Page extract:
[start]

From e2c880630438f80b474378d5487b511b07665051 Mon Sep 17 00:00:00 2001
From: Rusty Russell <rusty@rustcorp.com.au>
Date: Tue, 3 Nov 2009 14:53:15 +1030
Subject: cpumask: Simplify sched_rt.c

find_lowest_rq() wants to call pick_optimal_cpu() on the
intersection of sched_domain_span(sd) and lowest_mask.  Rather
than doing a cpus_and into a temporary, we can open-code it.

This actually makes the code slightly clearer, IMHO.

Signed-off-by: Rusty Russell <rusty@rustcorp.com.au>
Acked-by: Gregory Haskins <ghaskins@novell.com>
Cc: Steven Rostedt <rostedt@goodmis.org>
LKML-Reference: <200911031453.15350.rusty@rustcorp.com.au>
Signed-off-by: Ingo Molnar <mingo@elte.hu>
---
 kernel/sched_rt.c | 61 ++++++++++++++++++++++---------------------------------
 1 file changed, 24 insertions(+), 37 deletions(-)

(limited to 'kernel')

diff --git a/kernel/sched_rt.c b/kernel/sched_rt.c
index a4d790cddb1..5c5fef37841 100644
--- a/kernel/sched_rt.c
+++ b/kernel/sched_rt.c
@@ -1153,29 +1153,12 @@ static struct task_struct *pick_next_highest_task_rt(struct rq *rq, int cpu)
 
 static DEFINE_PER_CPU(cpumask_var_t, local_cpu_mask);
 
-static inline int pick_optimal_cpu(int this_cpu,
-				   const struct cpumask *mask)
-{
-	int first;
-
-	/* "this_cpu" is cheaper to preempt than a remote processor */
-	if ((this_cpu != -1) && cpumask_test_cpu(this_cpu, mask))
-		return this_cpu;
-
-	first = cpumask_first(mask);
-	if (first < nr_cpu_ids)
-		return first;
-
-	return -1;
-}
-
 static int find_lowest_rq(struct task_struct *task)
 {
 	struct sched_domain *sd;
 	struct cpumask *lowest_mask = __get_cpu_var(local_cpu_mask);
 	int this_cpu = smp_processor_id();
 	int cpu      = task_cpu(task);
-	cpumask_var_t domain_mask;
 
 	if (task->rt.nr_cpus_allowed == 1)
 		return -1; /* No other targets possible */
@@ -1198,28 +1181,26 @@ static int find_lowest_rq(struct task_struct *task)
 	 * Otherwise, we consult the sched_domains span maps to figure
 	 * out which cpu is logically closest to our hot cache data.
 	 */
-	if (this_cpu == cpu)
-		this_cpu = -1; /* Skip this_cpu opt if the same */
-
-	if (alloc_cpumask_var(&domain_mask, GFP_ATOMIC)) {
-		for_each_domain(cpu, sd) {
-			if (sd->flags & SD_WAKE_AFFINE) {
-				int best_cpu;
+	if (!cpumask_test_cpu(this_cpu, lowest_mask))

[end]

Information given:
[start]

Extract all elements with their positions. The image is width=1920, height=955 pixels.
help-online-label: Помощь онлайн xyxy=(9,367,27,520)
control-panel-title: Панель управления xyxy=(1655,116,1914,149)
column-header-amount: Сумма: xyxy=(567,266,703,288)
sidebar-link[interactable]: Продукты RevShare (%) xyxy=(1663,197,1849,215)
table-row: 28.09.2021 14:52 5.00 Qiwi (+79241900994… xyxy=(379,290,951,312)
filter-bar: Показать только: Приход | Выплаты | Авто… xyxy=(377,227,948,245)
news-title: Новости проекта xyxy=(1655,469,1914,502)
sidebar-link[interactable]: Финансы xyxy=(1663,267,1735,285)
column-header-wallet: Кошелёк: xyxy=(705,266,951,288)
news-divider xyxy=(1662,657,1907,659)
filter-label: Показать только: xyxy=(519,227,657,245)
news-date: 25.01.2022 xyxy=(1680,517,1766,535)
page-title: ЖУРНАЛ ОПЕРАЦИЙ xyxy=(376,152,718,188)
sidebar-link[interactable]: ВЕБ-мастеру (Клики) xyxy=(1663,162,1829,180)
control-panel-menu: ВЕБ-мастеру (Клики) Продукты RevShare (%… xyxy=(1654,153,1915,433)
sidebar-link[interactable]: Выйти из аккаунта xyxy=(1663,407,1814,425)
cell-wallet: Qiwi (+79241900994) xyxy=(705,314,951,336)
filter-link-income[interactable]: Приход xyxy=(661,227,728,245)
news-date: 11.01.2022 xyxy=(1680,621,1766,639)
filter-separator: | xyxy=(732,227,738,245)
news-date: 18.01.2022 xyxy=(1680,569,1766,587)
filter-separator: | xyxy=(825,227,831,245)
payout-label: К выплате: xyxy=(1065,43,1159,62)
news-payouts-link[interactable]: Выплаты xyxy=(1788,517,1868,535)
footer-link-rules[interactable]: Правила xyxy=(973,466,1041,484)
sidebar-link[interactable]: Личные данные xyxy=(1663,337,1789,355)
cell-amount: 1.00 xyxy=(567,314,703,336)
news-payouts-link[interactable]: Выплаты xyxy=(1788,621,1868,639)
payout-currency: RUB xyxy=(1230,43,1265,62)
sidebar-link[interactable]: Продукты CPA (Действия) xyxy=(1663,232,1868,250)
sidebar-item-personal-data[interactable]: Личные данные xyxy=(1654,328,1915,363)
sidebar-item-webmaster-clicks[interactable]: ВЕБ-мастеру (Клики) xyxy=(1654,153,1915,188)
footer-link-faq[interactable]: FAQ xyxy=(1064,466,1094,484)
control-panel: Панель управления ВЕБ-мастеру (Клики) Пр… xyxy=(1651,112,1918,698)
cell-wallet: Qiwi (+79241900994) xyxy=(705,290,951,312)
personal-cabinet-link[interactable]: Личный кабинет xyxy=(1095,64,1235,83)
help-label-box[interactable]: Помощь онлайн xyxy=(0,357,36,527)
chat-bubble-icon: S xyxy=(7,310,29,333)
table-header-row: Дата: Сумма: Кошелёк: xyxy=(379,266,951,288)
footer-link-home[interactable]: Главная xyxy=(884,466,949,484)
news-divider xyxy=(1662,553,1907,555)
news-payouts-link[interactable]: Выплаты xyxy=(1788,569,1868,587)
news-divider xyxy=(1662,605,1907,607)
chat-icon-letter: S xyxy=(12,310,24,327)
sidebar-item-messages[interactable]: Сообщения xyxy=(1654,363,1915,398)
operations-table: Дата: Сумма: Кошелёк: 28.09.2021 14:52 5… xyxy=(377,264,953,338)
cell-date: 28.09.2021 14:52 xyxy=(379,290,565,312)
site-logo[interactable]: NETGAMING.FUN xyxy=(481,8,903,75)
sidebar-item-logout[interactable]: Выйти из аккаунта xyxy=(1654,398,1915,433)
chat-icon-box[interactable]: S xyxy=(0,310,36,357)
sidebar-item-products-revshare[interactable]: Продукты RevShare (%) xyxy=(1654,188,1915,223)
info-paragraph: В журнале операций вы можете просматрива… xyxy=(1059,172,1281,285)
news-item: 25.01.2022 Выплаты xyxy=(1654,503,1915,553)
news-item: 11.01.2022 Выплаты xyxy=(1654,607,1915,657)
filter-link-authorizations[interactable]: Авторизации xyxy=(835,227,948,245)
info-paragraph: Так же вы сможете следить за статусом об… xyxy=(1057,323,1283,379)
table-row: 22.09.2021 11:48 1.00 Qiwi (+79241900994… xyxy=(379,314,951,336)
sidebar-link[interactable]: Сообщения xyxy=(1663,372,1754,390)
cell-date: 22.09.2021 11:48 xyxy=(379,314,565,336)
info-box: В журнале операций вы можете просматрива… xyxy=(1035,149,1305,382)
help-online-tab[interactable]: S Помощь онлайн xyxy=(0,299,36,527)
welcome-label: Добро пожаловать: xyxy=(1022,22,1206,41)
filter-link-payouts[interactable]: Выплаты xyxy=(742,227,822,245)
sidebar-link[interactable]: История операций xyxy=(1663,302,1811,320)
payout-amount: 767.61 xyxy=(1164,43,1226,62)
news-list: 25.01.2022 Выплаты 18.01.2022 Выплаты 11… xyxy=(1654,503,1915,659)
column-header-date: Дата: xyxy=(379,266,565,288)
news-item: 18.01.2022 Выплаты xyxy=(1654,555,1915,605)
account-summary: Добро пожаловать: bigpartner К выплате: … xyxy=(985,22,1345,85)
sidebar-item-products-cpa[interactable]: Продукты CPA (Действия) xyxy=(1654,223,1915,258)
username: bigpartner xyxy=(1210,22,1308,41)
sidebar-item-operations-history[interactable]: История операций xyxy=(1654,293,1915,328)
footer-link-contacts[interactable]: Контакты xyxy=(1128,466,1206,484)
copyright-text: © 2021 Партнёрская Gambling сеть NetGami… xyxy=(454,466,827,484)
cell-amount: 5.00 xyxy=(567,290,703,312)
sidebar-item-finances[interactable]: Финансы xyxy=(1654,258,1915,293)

[end]

Complete the following:
- A) In the sched_rt.c patch, swap "deletions" for "removals" and write out the passage from "Signed-off-by: Rusty Russell" up to and including "(limited to 'kernel')".
- B) Who acked the sched_rt.c patch?
You can set the entries aside; they aren't needed here.

Solutions for each task:
- A)
Signed-off-by: Rusty Russell <rusty@rustcorp.com.au>
Acked-by: Gregory Haskins <ghaskins@novell.com>
Cc: Steven Rostedt <rostedt@goodmis.org>
LKML-Reference: <200911031453.15350.rusty@rustcorp.com.au>
Signed-off-by: Ingo Molnar <mingo@elte.hu>
---
 kernel/sched_rt.c | 61 ++++++++++++++++++++++---------------------------------
 1 file changed, 24 insertions(+), 37 removals(-)

(limited to 'kernel')

- B) Gregory Haskins